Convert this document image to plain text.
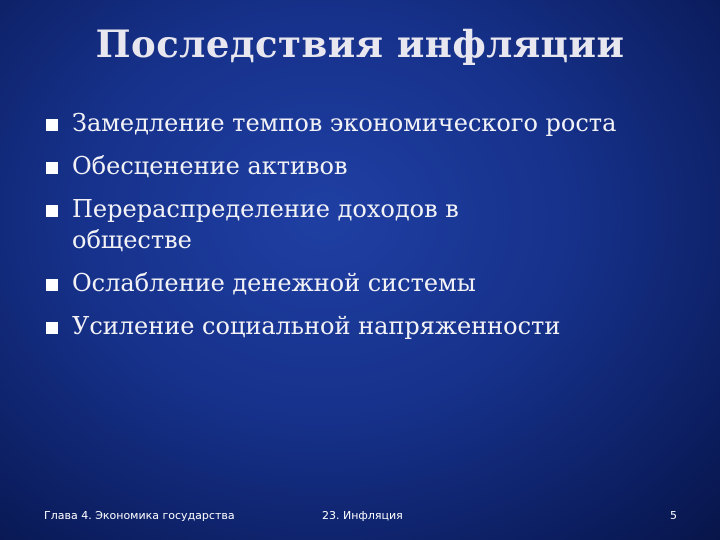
Последствия инфляции
Замедление темпов экономического роста
Обесценение активов
Перераспределение доходов в обществе
Ослабление денежной системы
Усиление социальной напряженности
Глава 4. Экономика государства	23. Инфляция	5
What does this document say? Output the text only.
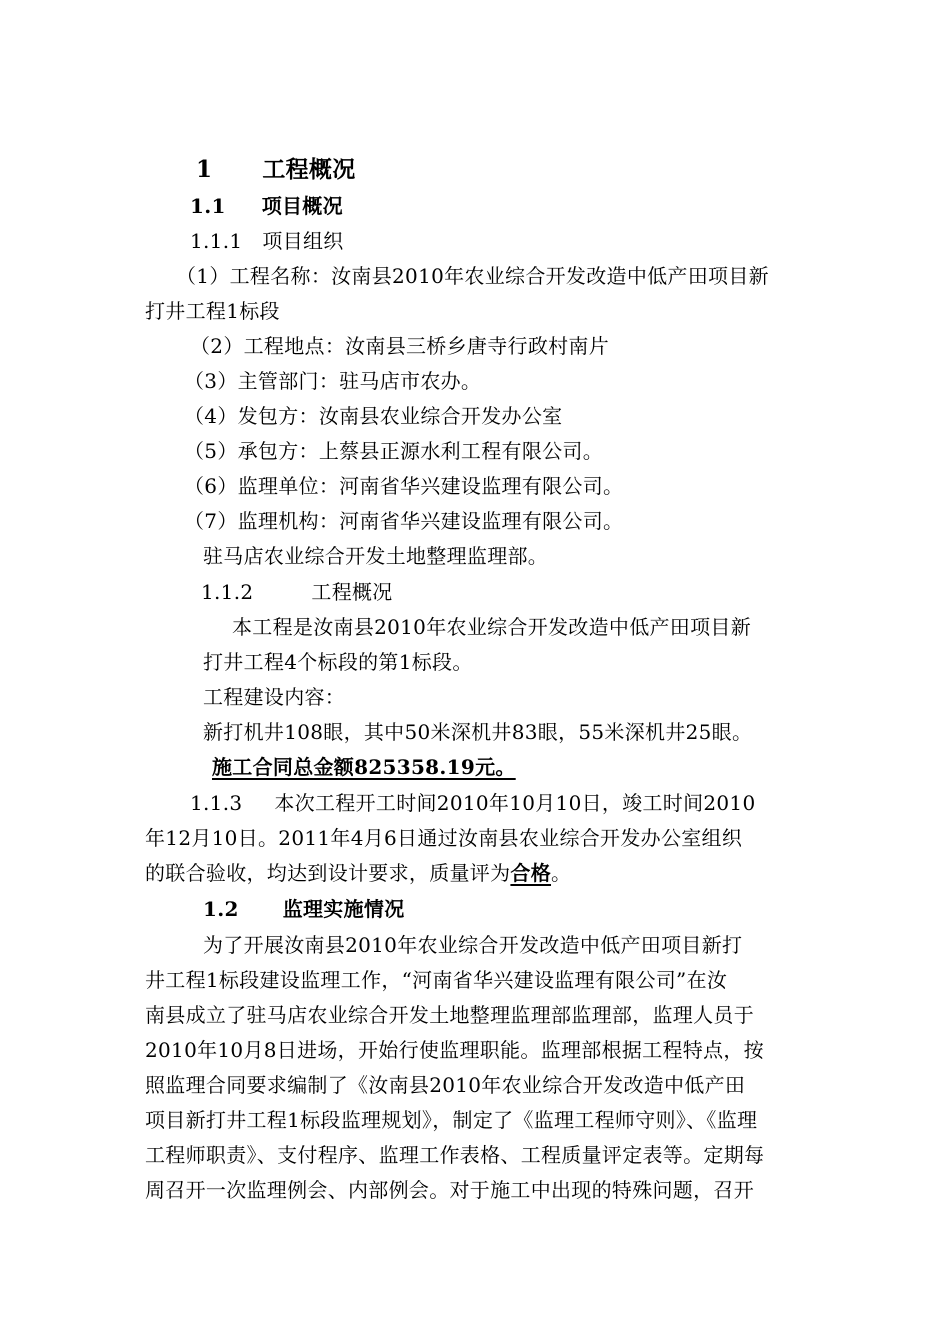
1 工程概况
1.1 项目概况
1.1.1 项目组织
（1）工程名称：汝南县2010年农业综合开发改造中低产田项目新
打井工程1标段
（2）工程地点：汝南县三桥乡唐寺行政村南片
（3）主管部门：驻马店市农办。
（4）发包方：汝南县农业综合开发办公室
（5）承包方：上蔡县正源水利工程有限公司。
（6）监理单位：河南省华兴建设监理有限公司。
（7）监理机构：河南省华兴建设监理有限公司。
驻马店农业综合开发土地整理监理部。
1.1.2	工程概况
本工程是汝南县2010年农业综合开发改造中低产田项目新
打井工程4个标段的第1标段。
工程建设内容：
新打机井108眼，其中50米深机井83眼，55米深机井25眼。
施工合同总金额825358.19元。
1.1.3 本次工程开工时间2010年10月10日，竣工时间2010
年12月10日。2011年4月6日通过汝南县农业综合开发办公室组织
的联合验收，均达到设计要求，质量评为合格。
1.2 监理实施情况
为了开展汝南县2010年农业综合开发改造中低产田项目新打
井工程1标段建设监理工作，“河南省华兴建设监理有限公司”在汝
南县成立了驻马店农业综合开发土地整理监理部监理部，监理人员于
2010年10月8日进场，开始行使监理职能。监理部根据工程特点，按
照监理合同要求编制了《汝南县2010年农业综合开发改造中低产田
项目新打井工程1标段监理规划》，制定了《监理工程师守则》、《监理
工程师职责》、支付程序、监理工作表格、工程质量评定表等。定期每
周召开一次监理例会、内部例会。对于施工中出现的特殊问题，召开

▬▬▬

Reproduce all entries without any change, and omit the pictures.

## [THE SOLUTION]
Convert this document image to plain text.
Последствия инфляции
Замедление темпов экономического роста
Обесценение активов
Перераспределение доходов в обществе
Ослабление денежной системы
Усиление социальной напряженности
Глава 4. Экономика государства	23. Инфляция	5
What does this document say? Output the text only.
1 工程概况
1.1 项目概况
1.1.1 项目组织
（1）工程名称：汝南县2010年农业综合开发改造中低产田项目新
打井工程1标段
（2）工程地点：汝南县三桥乡唐寺行政村南片
（3）主管部门：驻马店市农办。
（4）发包方：汝南县农业综合开发办公室
（5）承包方：上蔡县正源水利工程有限公司。
（6）监理单位：河南省华兴建设监理有限公司。
（7）监理机构：河南省华兴建设监理有限公司。
驻马店农业综合开发土地整理监理部。
1.1.2	工程概况
本工程是汝南县2010年农业综合开发改造中低产田项目新
打井工程4个标段的第1标段。
工程建设内容：
新打机井108眼，其中50米深机井83眼，55米深机井25眼。
施工合同总金额825358.19元。
1.1.3 本次工程开工时间2010年10月10日，竣工时间2010
年12月10日。2011年4月6日通过汝南县农业综合开发办公室组织
的联合验收，均达到设计要求，质量评为合格。
1.2 监理实施情况
为了开展汝南县2010年农业综合开发改造中低产田项目新打
井工程1标段建设监理工作，“河南省华兴建设监理有限公司”在汝
南县成立了驻马店农业综合开发土地整理监理部监理部，监理人员于
2010年10月8日进场，开始行使监理职能。监理部根据工程特点，按
照监理合同要求编制了《汝南县2010年农业综合开发改造中低产田
项目新打井工程1标段监理规划》，制定了《监理工程师守则》、《监理
工程师职责》、支付程序、监理工作表格、工程质量评定表等。定期每
周召开一次监理例会、内部例会。对于施工中出现的特殊问题，召开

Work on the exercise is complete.